## What needs to be done
Wherever a line in the data below holds "Search", copy that line.

++++++++

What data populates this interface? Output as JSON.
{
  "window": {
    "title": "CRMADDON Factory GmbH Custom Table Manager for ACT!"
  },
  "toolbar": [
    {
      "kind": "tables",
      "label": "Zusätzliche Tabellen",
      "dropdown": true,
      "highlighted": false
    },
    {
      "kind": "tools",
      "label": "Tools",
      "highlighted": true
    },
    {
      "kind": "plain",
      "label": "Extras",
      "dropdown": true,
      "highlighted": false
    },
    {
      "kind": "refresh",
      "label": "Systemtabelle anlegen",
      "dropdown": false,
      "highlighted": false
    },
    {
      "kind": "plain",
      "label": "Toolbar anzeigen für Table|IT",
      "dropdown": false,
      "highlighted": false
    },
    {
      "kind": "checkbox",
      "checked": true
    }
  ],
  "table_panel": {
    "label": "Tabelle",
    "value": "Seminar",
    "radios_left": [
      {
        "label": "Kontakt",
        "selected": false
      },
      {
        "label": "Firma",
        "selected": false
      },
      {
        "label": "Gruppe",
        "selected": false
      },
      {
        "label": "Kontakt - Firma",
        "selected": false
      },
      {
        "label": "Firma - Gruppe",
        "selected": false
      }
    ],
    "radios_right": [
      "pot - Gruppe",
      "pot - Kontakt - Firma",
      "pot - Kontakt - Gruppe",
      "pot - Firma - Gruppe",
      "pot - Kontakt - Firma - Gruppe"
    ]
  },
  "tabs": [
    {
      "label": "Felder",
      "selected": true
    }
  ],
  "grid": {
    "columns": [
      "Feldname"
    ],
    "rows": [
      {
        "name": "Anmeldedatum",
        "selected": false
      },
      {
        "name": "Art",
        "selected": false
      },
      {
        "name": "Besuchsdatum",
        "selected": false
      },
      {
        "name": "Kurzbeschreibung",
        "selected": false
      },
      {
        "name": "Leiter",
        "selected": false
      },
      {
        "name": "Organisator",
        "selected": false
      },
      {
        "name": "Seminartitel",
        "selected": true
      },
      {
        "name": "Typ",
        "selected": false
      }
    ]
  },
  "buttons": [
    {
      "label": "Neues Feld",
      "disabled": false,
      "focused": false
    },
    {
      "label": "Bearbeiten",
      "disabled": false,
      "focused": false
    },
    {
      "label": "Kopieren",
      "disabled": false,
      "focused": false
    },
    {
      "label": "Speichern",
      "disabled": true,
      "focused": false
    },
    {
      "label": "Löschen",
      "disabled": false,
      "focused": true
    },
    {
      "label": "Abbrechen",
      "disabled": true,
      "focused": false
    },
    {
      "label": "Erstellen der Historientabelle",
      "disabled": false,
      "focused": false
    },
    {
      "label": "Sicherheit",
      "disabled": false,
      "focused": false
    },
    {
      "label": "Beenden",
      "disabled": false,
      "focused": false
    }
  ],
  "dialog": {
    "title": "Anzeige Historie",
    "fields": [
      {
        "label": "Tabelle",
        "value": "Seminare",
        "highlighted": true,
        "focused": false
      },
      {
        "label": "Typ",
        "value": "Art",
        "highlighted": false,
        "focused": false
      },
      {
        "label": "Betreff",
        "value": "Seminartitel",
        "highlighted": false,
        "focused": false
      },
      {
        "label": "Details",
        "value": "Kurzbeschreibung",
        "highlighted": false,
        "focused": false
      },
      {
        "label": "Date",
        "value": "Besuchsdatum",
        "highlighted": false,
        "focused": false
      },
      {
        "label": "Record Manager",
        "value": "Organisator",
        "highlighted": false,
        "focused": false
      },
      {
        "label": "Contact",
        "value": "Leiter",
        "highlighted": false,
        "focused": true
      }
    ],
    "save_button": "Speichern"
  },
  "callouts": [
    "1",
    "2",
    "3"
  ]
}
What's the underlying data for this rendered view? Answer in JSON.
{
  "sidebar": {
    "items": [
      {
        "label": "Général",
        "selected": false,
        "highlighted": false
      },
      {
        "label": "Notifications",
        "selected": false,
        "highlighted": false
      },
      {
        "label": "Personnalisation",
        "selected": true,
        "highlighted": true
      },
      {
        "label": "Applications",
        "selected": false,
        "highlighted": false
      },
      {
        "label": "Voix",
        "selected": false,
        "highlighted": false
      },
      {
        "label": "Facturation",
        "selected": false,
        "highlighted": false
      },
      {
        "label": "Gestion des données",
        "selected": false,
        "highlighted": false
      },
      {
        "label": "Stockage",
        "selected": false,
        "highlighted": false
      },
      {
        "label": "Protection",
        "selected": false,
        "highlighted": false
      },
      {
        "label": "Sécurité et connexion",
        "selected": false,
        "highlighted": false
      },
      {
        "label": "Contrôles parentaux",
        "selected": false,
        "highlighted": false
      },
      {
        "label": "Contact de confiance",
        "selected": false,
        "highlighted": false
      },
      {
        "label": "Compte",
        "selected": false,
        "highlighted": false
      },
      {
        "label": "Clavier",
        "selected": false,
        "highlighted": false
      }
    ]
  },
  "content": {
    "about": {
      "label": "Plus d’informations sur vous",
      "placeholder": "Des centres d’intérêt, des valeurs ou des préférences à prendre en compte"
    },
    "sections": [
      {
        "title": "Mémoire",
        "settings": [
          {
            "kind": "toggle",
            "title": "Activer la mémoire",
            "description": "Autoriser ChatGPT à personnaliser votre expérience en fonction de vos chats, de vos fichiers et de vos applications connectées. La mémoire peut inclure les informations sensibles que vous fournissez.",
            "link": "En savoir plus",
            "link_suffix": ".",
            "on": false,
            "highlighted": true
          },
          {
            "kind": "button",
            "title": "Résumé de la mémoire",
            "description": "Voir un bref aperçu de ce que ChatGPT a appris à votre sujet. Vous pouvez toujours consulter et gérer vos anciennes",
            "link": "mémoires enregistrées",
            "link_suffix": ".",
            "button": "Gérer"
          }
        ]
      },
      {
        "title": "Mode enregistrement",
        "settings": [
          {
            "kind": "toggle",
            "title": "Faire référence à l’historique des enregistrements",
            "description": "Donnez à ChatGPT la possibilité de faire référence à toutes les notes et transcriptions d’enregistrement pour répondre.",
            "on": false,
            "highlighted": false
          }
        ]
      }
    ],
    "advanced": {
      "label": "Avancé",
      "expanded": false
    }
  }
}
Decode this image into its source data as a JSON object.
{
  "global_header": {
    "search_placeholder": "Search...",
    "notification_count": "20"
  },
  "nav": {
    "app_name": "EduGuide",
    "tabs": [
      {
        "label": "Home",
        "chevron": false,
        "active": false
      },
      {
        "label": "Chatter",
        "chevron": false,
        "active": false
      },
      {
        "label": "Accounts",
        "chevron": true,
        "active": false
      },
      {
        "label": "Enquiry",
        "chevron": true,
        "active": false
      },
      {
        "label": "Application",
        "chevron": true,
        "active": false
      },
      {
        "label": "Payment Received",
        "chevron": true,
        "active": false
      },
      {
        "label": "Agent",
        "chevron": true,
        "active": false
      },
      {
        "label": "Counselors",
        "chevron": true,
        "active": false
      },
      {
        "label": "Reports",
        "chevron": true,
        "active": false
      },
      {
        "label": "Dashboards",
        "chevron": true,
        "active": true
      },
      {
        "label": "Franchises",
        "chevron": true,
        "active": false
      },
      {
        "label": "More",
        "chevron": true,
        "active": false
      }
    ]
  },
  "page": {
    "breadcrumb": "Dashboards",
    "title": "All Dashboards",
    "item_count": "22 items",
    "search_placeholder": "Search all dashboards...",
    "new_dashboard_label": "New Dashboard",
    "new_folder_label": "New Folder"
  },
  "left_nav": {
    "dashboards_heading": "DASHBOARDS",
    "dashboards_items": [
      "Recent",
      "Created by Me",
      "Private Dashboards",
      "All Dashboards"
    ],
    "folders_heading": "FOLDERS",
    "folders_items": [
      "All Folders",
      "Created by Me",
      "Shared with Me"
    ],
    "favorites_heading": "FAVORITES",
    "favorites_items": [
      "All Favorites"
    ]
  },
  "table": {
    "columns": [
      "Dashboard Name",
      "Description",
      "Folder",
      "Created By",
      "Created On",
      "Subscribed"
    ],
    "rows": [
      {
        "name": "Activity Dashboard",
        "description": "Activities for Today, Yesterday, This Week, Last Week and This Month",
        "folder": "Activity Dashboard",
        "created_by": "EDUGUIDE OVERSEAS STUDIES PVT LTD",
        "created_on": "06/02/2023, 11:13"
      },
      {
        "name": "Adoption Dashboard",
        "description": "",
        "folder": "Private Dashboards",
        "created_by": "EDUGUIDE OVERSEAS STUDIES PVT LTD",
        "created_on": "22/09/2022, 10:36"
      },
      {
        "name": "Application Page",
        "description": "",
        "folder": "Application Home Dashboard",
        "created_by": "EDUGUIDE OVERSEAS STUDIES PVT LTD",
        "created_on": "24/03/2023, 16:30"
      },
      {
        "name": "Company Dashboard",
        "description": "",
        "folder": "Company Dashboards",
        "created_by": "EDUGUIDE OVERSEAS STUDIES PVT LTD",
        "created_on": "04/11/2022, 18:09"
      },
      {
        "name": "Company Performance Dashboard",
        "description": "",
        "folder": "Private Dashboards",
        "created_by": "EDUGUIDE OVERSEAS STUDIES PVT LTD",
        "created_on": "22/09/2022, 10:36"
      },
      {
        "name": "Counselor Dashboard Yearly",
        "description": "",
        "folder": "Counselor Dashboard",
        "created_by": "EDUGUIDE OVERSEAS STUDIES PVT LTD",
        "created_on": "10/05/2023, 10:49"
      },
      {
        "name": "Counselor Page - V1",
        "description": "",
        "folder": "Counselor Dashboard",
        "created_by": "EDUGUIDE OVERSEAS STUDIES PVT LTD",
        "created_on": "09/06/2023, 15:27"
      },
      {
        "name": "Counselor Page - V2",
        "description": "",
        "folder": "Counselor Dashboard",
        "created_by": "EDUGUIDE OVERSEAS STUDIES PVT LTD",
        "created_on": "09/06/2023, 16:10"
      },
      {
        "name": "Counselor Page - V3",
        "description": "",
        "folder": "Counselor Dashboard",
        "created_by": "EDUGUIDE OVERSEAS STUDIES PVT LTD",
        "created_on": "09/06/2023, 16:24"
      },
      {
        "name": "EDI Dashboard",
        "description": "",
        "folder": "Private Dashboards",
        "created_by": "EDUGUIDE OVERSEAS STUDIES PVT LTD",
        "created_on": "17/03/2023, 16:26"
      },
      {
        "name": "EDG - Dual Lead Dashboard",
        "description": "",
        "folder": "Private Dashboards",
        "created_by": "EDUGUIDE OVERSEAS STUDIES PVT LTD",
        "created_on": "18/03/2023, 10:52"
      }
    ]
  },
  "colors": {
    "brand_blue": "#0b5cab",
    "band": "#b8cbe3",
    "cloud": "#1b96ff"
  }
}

++++++++

## Correct answer
    "search_placeholder": "Search...",
    "search_placeholder": "Search all dashboards...",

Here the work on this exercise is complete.